__Task goal__
Copy every entry exactly as given, minus the images.
==== Data section ====
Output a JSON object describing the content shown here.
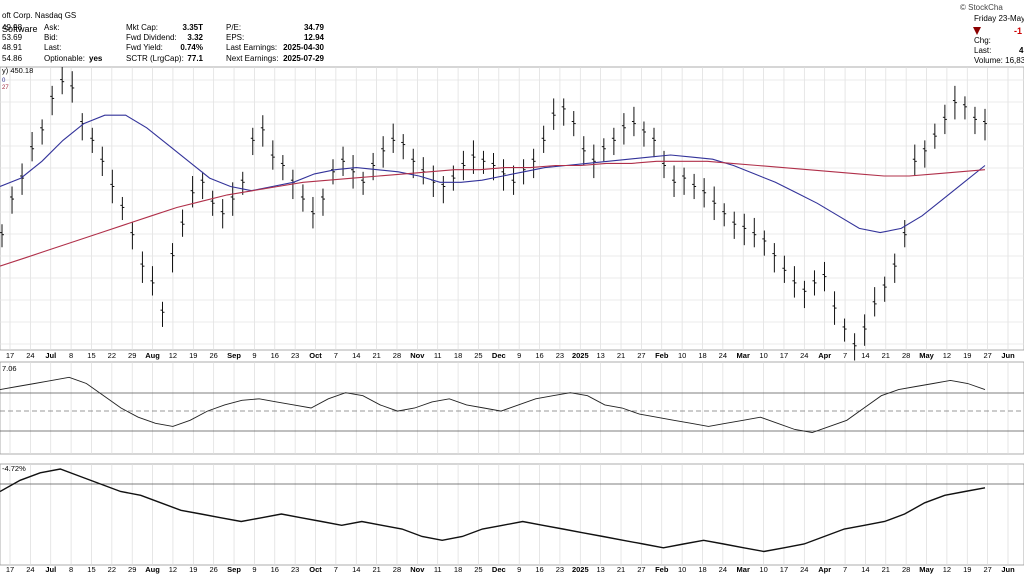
{
  "header": {
    "company": "oft Corp. Nasdaq GS",
    "sector": "Software",
    "brand": "© StockCha",
    "left_col": [
      {
        "label": "Ask:",
        "value": "49.98"
      },
      {
        "label": "Bid:",
        "value": "53.69"
      },
      {
        "label": "Last:",
        "value": "48.91"
      },
      {
        "label": "Optionable:",
        "value": "yes"
      }
    ],
    "left_nums_extra": [
      "54.86"
    ],
    "mid_col": [
      {
        "label": "Mkt Cap:",
        "value": "3.35T"
      },
      {
        "label": "Fwd Dividend:",
        "value": "3.32"
      },
      {
        "label": "Fwd Yield:",
        "value": "0.74%"
      },
      {
        "label": "SCTR (LrgCap):",
        "value": "77.1"
      }
    ],
    "right_col": [
      {
        "label": "P/E:",
        "value": "34.79"
      },
      {
        "label": "EPS:",
        "value": "12.94"
      },
      {
        "label": "Last Earnings:",
        "value": "2025-04-30"
      },
      {
        "label": "Next Earnings:",
        "value": "2025-07-29"
      }
    ],
    "quote": {
      "date": "Friday  23-May",
      "chg_value": "-1",
      "chg_label": "Chg:",
      "last_label": "Last:",
      "last_value": "4",
      "volume": "Volume: 16,83"
    },
    "price_label": "y) 450.18",
    "legend_lines": [
      "0",
      "27"
    ]
  },
  "panel_labels": {
    "rsi_value": "7.06",
    "perf_value": "-4.72%"
  },
  "x_axis": {
    "labels": [
      "17",
      "24",
      "Jul",
      "8",
      "15",
      "22",
      "29",
      "Aug",
      "12",
      "19",
      "26",
      "Sep",
      "9",
      "16",
      "23",
      "Oct",
      "7",
      "14",
      "21",
      "28",
      "Nov",
      "11",
      "18",
      "25",
      "Dec",
      "9",
      "16",
      "23",
      "2025",
      "13",
      "21",
      "27",
      "Feb",
      "10",
      "18",
      "24",
      "Mar",
      "10",
      "17",
      "24",
      "Apr",
      "7",
      "14",
      "21",
      "28",
      "May",
      "12",
      "19",
      "27",
      "Jun"
    ],
    "months": [
      "Jul",
      "Aug",
      "Sep",
      "Oct",
      "Nov",
      "Dec",
      "2025",
      "Feb",
      "Mar",
      "Apr",
      "May",
      "Jun"
    ]
  },
  "chart_data": {
    "type": "line",
    "price_series": [
      395,
      412,
      422,
      436,
      445,
      460,
      468,
      465,
      448,
      440,
      430,
      418,
      408,
      395,
      380,
      372,
      358,
      385,
      400,
      415,
      420,
      410,
      405,
      412,
      420,
      440,
      445,
      432,
      428,
      420,
      412,
      405,
      412,
      425,
      430,
      425,
      420,
      428,
      435,
      440,
      438,
      430,
      425,
      420,
      418,
      422,
      428,
      432,
      430,
      428,
      424,
      420,
      426,
      430,
      440,
      452,
      455,
      448,
      435,
      430,
      436,
      440,
      446,
      448,
      444,
      440,
      428,
      420,
      422,
      418,
      415,
      410,
      405,
      400,
      398,
      395,
      392,
      385,
      378,
      372,
      368,
      372,
      375,
      360,
      350,
      342,
      350,
      362,
      370,
      380,
      395,
      430,
      435,
      442,
      450,
      458,
      456,
      450,
      448
    ],
    "ma50": [
      418,
      422,
      430,
      440,
      448,
      452,
      452,
      446,
      438,
      430,
      422,
      418,
      416,
      418,
      420,
      424,
      426,
      427,
      426,
      425,
      423,
      420,
      420,
      421,
      423,
      425,
      427,
      428,
      429,
      430,
      431,
      432,
      433,
      432,
      431,
      428,
      424,
      420,
      415,
      410,
      404,
      398,
      396,
      398,
      404,
      412,
      420,
      428
    ],
    "ma200": [
      380,
      384,
      388,
      392,
      396,
      400,
      404,
      408,
      411,
      414,
      416,
      418,
      420,
      421,
      422,
      423,
      424,
      425,
      426,
      426,
      427,
      427,
      428,
      428,
      429,
      429,
      430,
      430,
      430,
      429,
      428,
      427,
      426,
      425,
      424,
      423,
      423,
      424,
      425,
      426
    ],
    "rsi": [
      62,
      64,
      66,
      68,
      70,
      66,
      58,
      50,
      44,
      40,
      38,
      42,
      48,
      52,
      55,
      56,
      54,
      52,
      50,
      56,
      60,
      58,
      52,
      48,
      50,
      54,
      56,
      52,
      50,
      48,
      52,
      56,
      58,
      60,
      58,
      52,
      50,
      46,
      44,
      42,
      40,
      38,
      40,
      42,
      44,
      40,
      36,
      34,
      38,
      42,
      50,
      58,
      62,
      64,
      66,
      68,
      66,
      62
    ],
    "perf": [
      -2,
      1,
      3,
      4,
      2,
      0,
      -2,
      -3,
      -5,
      -7,
      -8,
      -9,
      -10,
      -9,
      -8,
      -9,
      -10,
      -11,
      -10,
      -11,
      -12,
      -14,
      -15,
      -14,
      -12,
      -11,
      -10,
      -11,
      -12,
      -13,
      -14,
      -15,
      -16,
      -17,
      -16,
      -15,
      -16,
      -17,
      -18,
      -17,
      -16,
      -14,
      -12,
      -11,
      -10,
      -8,
      -5,
      -3,
      -2,
      -1
    ]
  }
}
====
__The reply__
Output a JSON object describing the content shown here.
{
  "header": {
    "company": "oft Corp. Nasdaq GS",
    "sector": "Software",
    "brand": "© StockCha",
    "left_col": [
      {
        "label": "Ask:",
        "value": "49.98"
      },
      {
        "label": "Bid:",
        "value": "53.69"
      },
      {
        "label": "Last:",
        "value": "48.91"
      },
      {
        "label": "Optionable:",
        "value": "yes"
      }
    ],
    "left_nums_extra": [
      "54.86"
    ],
    "mid_col": [
      {
        "label": "Mkt Cap:",
        "value": "3.35T"
      },
      {
        "label": "Fwd Dividend:",
        "value": "3.32"
      },
      {
        "label": "Fwd Yield:",
        "value": "0.74%"
      },
      {
        "label": "SCTR (LrgCap):",
        "value": "77.1"
      }
    ],
    "right_col": [
      {
        "label": "P/E:",
        "value": "34.79"
      },
      {
        "label": "EPS:",
        "value": "12.94"
      },
      {
        "label": "Last Earnings:",
        "value": "2025-04-30"
      },
      {
        "label": "Next Earnings:",
        "value": "2025-07-29"
      }
    ],
    "quote": {
      "date": "Friday  23-May",
      "chg_value": "-1",
      "chg_label": "Chg:",
      "last_label": "Last:",
      "last_value": "4",
      "volume": "Volume: 16,83"
    },
    "price_label": "y) 450.18",
    "legend_lines": [
      "0",
      "27"
    ]
  },
  "panel_labels": {
    "rsi_value": "7.06",
    "perf_value": "-4.72%"
  },
  "x_axis": {
    "labels": [
      "17",
      "24",
      "Jul",
      "8",
      "15",
      "22",
      "29",
      "Aug",
      "12",
      "19",
      "26",
      "Sep",
      "9",
      "16",
      "23",
      "Oct",
      "7",
      "14",
      "21",
      "28",
      "Nov",
      "11",
      "18",
      "25",
      "Dec",
      "9",
      "16",
      "23",
      "2025",
      "13",
      "21",
      "27",
      "Feb",
      "10",
      "18",
      "24",
      "Mar",
      "10",
      "17",
      "24",
      "Apr",
      "7",
      "14",
      "21",
      "28",
      "May",
      "12",
      "19",
      "27",
      "Jun"
    ],
    "months": [
      "Jul",
      "Aug",
      "Sep",
      "Oct",
      "Nov",
      "Dec",
      "2025",
      "Feb",
      "Mar",
      "Apr",
      "May",
      "Jun"
    ]
  },
  "chart_data": {
    "type": "line",
    "price_series": [
      395,
      412,
      422,
      436,
      445,
      460,
      468,
      465,
      448,
      440,
      430,
      418,
      408,
      395,
      380,
      372,
      358,
      385,
      400,
      415,
      420,
      410,
      405,
      412,
      420,
      440,
      445,
      432,
      428,
      420,
      412,
      405,
      412,
      425,
      430,
      425,
      420,
      428,
      435,
      440,
      438,
      430,
      425,
      420,
      418,
      422,
      428,
      432,
      430,
      428,
      424,
      420,
      426,
      430,
      440,
      452,
      455,
      448,
      435,
      430,
      436,
      440,
      446,
      448,
      444,
      440,
      428,
      420,
      422,
      418,
      415,
      410,
      405,
      400,
      398,
      395,
      392,
      385,
      378,
      372,
      368,
      372,
      375,
      360,
      350,
      342,
      350,
      362,
      370,
      380,
      395,
      430,
      435,
      442,
      450,
      458,
      456,
      450,
      448
    ],
    "ma50": [
      418,
      422,
      430,
      440,
      448,
      452,
      452,
      446,
      438,
      430,
      422,
      418,
      416,
      418,
      420,
      424,
      426,
      427,
      426,
      425,
      423,
      420,
      420,
      421,
      423,
      425,
      427,
      428,
      429,
      430,
      431,
      432,
      433,
      432,
      431,
      428,
      424,
      420,
      415,
      410,
      404,
      398,
      396,
      398,
      404,
      412,
      420,
      428
    ],
    "ma200": [
      380,
      384,
      388,
      392,
      396,
      400,
      404,
      408,
      411,
      414,
      416,
      418,
      420,
      421,
      422,
      423,
      424,
      425,
      426,
      426,
      427,
      427,
      428,
      428,
      429,
      429,
      430,
      430,
      430,
      429,
      428,
      427,
      426,
      425,
      424,
      423,
      423,
      424,
      425,
      426
    ],
    "rsi": [
      62,
      64,
      66,
      68,
      70,
      66,
      58,
      50,
      44,
      40,
      38,
      42,
      48,
      52,
      55,
      56,
      54,
      52,
      50,
      56,
      60,
      58,
      52,
      48,
      50,
      54,
      56,
      52,
      50,
      48,
      52,
      56,
      58,
      60,
      58,
      52,
      50,
      46,
      44,
      42,
      40,
      38,
      40,
      42,
      44,
      40,
      36,
      34,
      38,
      42,
      50,
      58,
      62,
      64,
      66,
      68,
      66,
      62
    ],
    "perf": [
      -2,
      1,
      3,
      4,
      2,
      0,
      -2,
      -3,
      -5,
      -7,
      -8,
      -9,
      -10,
      -9,
      -8,
      -9,
      -10,
      -11,
      -10,
      -11,
      -12,
      -14,
      -15,
      -14,
      -12,
      -11,
      -10,
      -11,
      -12,
      -13,
      -14,
      -15,
      -16,
      -17,
      -16,
      -15,
      -16,
      -17,
      -18,
      -17,
      -16,
      -14,
      -12,
      -11,
      -10,
      -8,
      -5,
      -3,
      -2,
      -1
    ]
  }
}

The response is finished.